**Problem statement:**
Print out each entry without alteration, and keep the pictures out.

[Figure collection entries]
-- Opening Marker --
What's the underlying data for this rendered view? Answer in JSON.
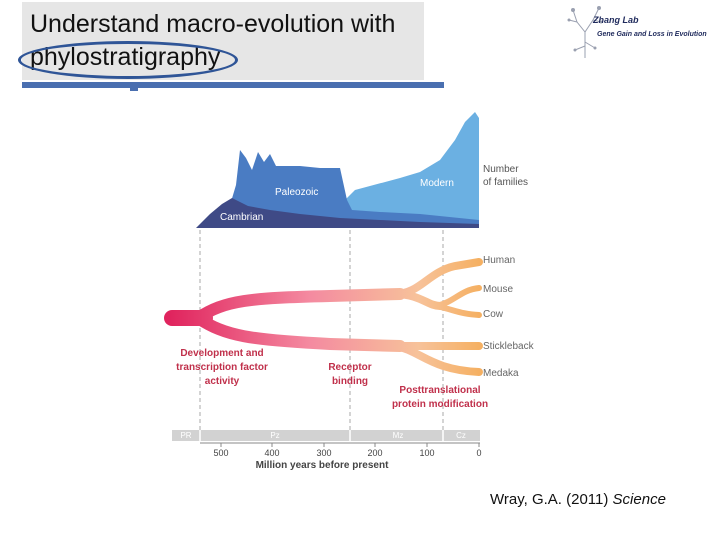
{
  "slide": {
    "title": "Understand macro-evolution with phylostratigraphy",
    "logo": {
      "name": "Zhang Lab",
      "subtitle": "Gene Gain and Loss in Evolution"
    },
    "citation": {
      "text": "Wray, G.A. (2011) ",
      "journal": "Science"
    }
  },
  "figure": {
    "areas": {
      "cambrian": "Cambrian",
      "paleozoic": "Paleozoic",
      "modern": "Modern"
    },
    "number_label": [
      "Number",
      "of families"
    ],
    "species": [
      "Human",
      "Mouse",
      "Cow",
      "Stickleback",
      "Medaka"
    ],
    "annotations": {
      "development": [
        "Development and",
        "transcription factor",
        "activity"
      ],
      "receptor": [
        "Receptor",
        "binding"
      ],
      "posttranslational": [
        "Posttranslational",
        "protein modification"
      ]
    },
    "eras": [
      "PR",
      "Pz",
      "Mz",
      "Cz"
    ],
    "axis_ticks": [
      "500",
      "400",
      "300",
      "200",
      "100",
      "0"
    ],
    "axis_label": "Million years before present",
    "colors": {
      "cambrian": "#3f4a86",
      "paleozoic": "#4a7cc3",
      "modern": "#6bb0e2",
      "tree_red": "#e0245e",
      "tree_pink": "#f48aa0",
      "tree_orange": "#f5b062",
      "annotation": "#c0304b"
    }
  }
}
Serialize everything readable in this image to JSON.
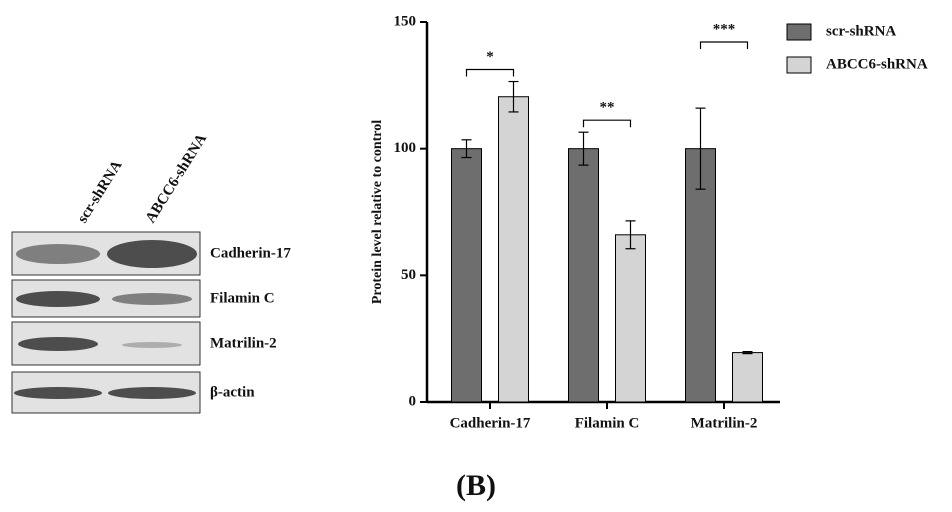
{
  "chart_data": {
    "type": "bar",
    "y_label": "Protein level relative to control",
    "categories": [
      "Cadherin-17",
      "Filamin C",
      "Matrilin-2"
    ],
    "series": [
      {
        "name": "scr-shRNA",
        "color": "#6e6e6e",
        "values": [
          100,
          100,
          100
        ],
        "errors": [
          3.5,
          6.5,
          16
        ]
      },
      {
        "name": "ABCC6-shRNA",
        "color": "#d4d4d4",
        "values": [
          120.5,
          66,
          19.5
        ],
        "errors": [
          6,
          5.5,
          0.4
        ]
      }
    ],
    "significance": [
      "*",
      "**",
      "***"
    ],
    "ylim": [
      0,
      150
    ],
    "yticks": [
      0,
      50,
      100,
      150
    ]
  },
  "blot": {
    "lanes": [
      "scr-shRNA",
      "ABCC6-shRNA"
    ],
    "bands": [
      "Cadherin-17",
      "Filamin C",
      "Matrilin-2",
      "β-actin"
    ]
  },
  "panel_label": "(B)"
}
-- Closing Marker --
**Written solution:**
What's the underlying data for this rendered view? Answer in JSON.
{
  "slide": {
    "title": "Understand macro-evolution with phylostratigraphy",
    "logo": {
      "name": "Zhang Lab",
      "subtitle": "Gene Gain and Loss in Evolution"
    },
    "citation": {
      "text": "Wray, G.A. (2011) ",
      "journal": "Science"
    }
  },
  "figure": {
    "areas": {
      "cambrian": "Cambrian",
      "paleozoic": "Paleozoic",
      "modern": "Modern"
    },
    "number_label": [
      "Number",
      "of families"
    ],
    "species": [
      "Human",
      "Mouse",
      "Cow",
      "Stickleback",
      "Medaka"
    ],
    "annotations": {
      "development": [
        "Development and",
        "transcription factor",
        "activity"
      ],
      "receptor": [
        "Receptor",
        "binding"
      ],
      "posttranslational": [
        "Posttranslational",
        "protein modification"
      ]
    },
    "eras": [
      "PR",
      "Pz",
      "Mz",
      "Cz"
    ],
    "axis_ticks": [
      "500",
      "400",
      "300",
      "200",
      "100",
      "0"
    ],
    "axis_label": "Million years before present",
    "colors": {
      "cambrian": "#3f4a86",
      "paleozoic": "#4a7cc3",
      "modern": "#6bb0e2",
      "tree_red": "#e0245e",
      "tree_pink": "#f48aa0",
      "tree_orange": "#f5b062",
      "annotation": "#c0304b"
    }
  }
}
Serialize everything readable in this image to JSON.
{
  "chart_data": {
    "type": "bar",
    "y_label": "Protein level relative to control",
    "categories": [
      "Cadherin-17",
      "Filamin C",
      "Matrilin-2"
    ],
    "series": [
      {
        "name": "scr-shRNA",
        "color": "#6e6e6e",
        "values": [
          100,
          100,
          100
        ],
        "errors": [
          3.5,
          6.5,
          16
        ]
      },
      {
        "name": "ABCC6-shRNA",
        "color": "#d4d4d4",
        "values": [
          120.5,
          66,
          19.5
        ],
        "errors": [
          6,
          5.5,
          0.4
        ]
      }
    ],
    "significance": [
      "*",
      "**",
      "***"
    ],
    "ylim": [
      0,
      150
    ],
    "yticks": [
      0,
      50,
      100,
      150
    ]
  },
  "blot": {
    "lanes": [
      "scr-shRNA",
      "ABCC6-shRNA"
    ],
    "bands": [
      "Cadherin-17",
      "Filamin C",
      "Matrilin-2",
      "β-actin"
    ]
  },
  "panel_label": "(B)"
}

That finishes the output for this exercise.